**STATED TASK**:
Pictures aside, quote the whole listing exactly.

BEGIN

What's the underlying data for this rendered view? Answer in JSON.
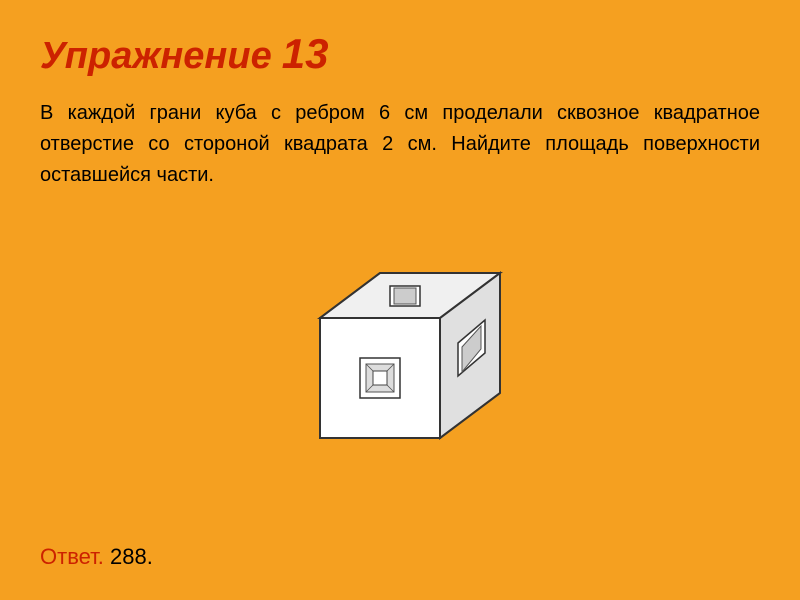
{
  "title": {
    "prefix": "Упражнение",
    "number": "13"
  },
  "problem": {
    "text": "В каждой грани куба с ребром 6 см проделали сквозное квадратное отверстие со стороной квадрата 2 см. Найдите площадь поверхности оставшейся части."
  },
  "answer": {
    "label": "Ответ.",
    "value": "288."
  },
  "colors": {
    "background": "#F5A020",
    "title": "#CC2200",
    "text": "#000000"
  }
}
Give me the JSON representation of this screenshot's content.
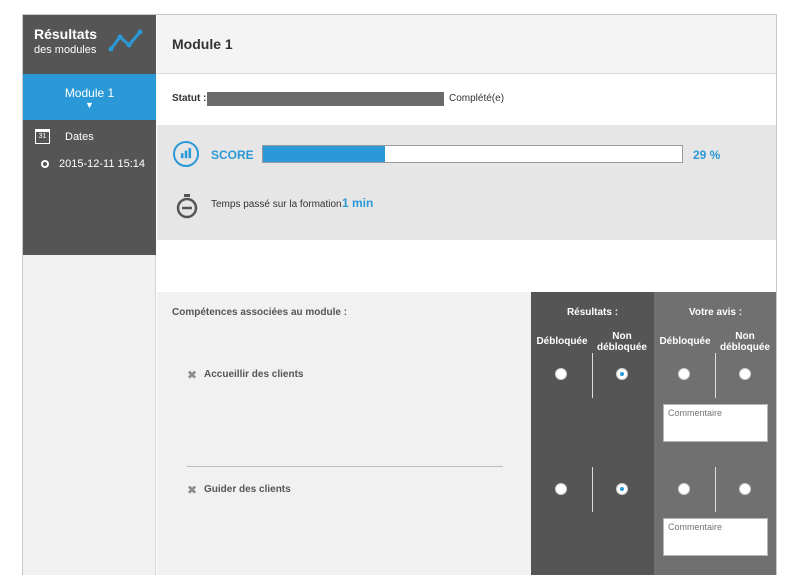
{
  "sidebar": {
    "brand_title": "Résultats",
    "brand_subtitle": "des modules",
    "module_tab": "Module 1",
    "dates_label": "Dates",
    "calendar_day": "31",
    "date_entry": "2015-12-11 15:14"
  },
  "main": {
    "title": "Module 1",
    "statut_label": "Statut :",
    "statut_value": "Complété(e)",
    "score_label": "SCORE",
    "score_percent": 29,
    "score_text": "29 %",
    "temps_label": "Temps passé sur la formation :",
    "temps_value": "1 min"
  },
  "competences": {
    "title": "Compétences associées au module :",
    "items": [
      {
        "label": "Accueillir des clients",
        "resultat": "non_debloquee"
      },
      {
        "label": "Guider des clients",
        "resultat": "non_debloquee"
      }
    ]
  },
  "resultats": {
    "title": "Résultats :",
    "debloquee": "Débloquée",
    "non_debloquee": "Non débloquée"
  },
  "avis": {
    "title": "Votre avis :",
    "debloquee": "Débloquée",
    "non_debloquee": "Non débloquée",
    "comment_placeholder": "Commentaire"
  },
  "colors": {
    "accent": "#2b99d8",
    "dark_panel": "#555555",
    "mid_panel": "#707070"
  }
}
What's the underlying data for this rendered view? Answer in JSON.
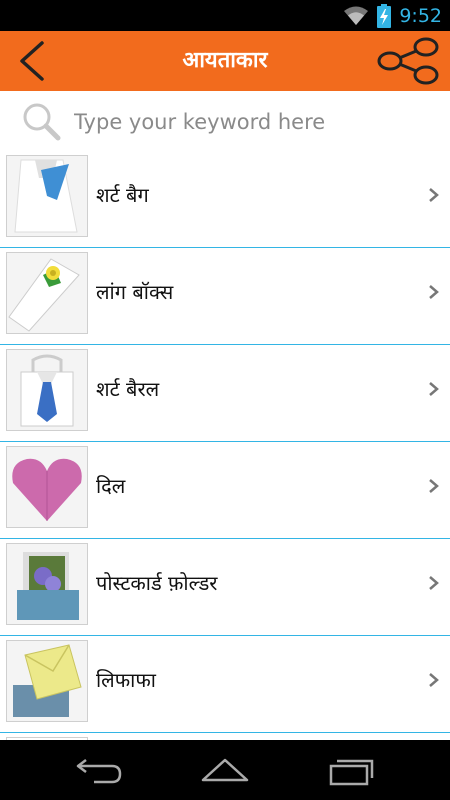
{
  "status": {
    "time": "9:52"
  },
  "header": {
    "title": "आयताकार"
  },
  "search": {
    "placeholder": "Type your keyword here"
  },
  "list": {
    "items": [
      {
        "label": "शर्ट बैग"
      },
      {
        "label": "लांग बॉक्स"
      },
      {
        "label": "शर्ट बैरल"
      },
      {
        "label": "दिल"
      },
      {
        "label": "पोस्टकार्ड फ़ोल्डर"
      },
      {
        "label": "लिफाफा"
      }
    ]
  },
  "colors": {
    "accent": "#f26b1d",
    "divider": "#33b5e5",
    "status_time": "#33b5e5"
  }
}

END

**SOLUTION**:
What's the underlying data for this rendered view? Answer in JSON.
{
  "title": {
    "prefix": "Упражнение",
    "number": "13"
  },
  "problem": {
    "text": "В каждой грани куба с ребром 6 см проделали сквозное квадратное отверстие со стороной квадрата 2 см. Найдите площадь поверхности оставшейся части."
  },
  "answer": {
    "label": "Ответ.",
    "value": "288."
  },
  "colors": {
    "background": "#F5A020",
    "title": "#CC2200",
    "text": "#000000"
  }
}
Give me the JSON representation of this screenshot's content.
{
  "sidebar": {
    "brand_title": "Résultats",
    "brand_subtitle": "des modules",
    "module_tab": "Module 1",
    "dates_label": "Dates",
    "calendar_day": "31",
    "date_entry": "2015-12-11 15:14"
  },
  "main": {
    "title": "Module 1",
    "statut_label": "Statut :",
    "statut_value": "Complété(e)",
    "score_label": "SCORE",
    "score_percent": 29,
    "score_text": "29 %",
    "temps_label": "Temps passé sur la formation :",
    "temps_value": "1 min"
  },
  "competences": {
    "title": "Compétences associées au module :",
    "items": [
      {
        "label": "Accueillir des clients",
        "resultat": "non_debloquee"
      },
      {
        "label": "Guider des clients",
        "resultat": "non_debloquee"
      }
    ]
  },
  "resultats": {
    "title": "Résultats :",
    "debloquee": "Débloquée",
    "non_debloquee": "Non débloquée"
  },
  "avis": {
    "title": "Votre avis :",
    "debloquee": "Débloquée",
    "non_debloquee": "Non débloquée",
    "comment_placeholder": "Commentaire"
  },
  "colors": {
    "accent": "#2b99d8",
    "dark_panel": "#555555",
    "mid_panel": "#707070"
  }
}
What's the underlying data for this rendered view? Answer in JSON.
{
  "status": {
    "time": "9:52"
  },
  "header": {
    "title": "आयताकार"
  },
  "search": {
    "placeholder": "Type your keyword here"
  },
  "list": {
    "items": [
      {
        "label": "शर्ट बैग"
      },
      {
        "label": "लांग बॉक्स"
      },
      {
        "label": "शर्ट बैरल"
      },
      {
        "label": "दिल"
      },
      {
        "label": "पोस्टकार्ड फ़ोल्डर"
      },
      {
        "label": "लिफाफा"
      }
    ]
  },
  "colors": {
    "accent": "#f26b1d",
    "divider": "#33b5e5",
    "status_time": "#33b5e5"
  }
}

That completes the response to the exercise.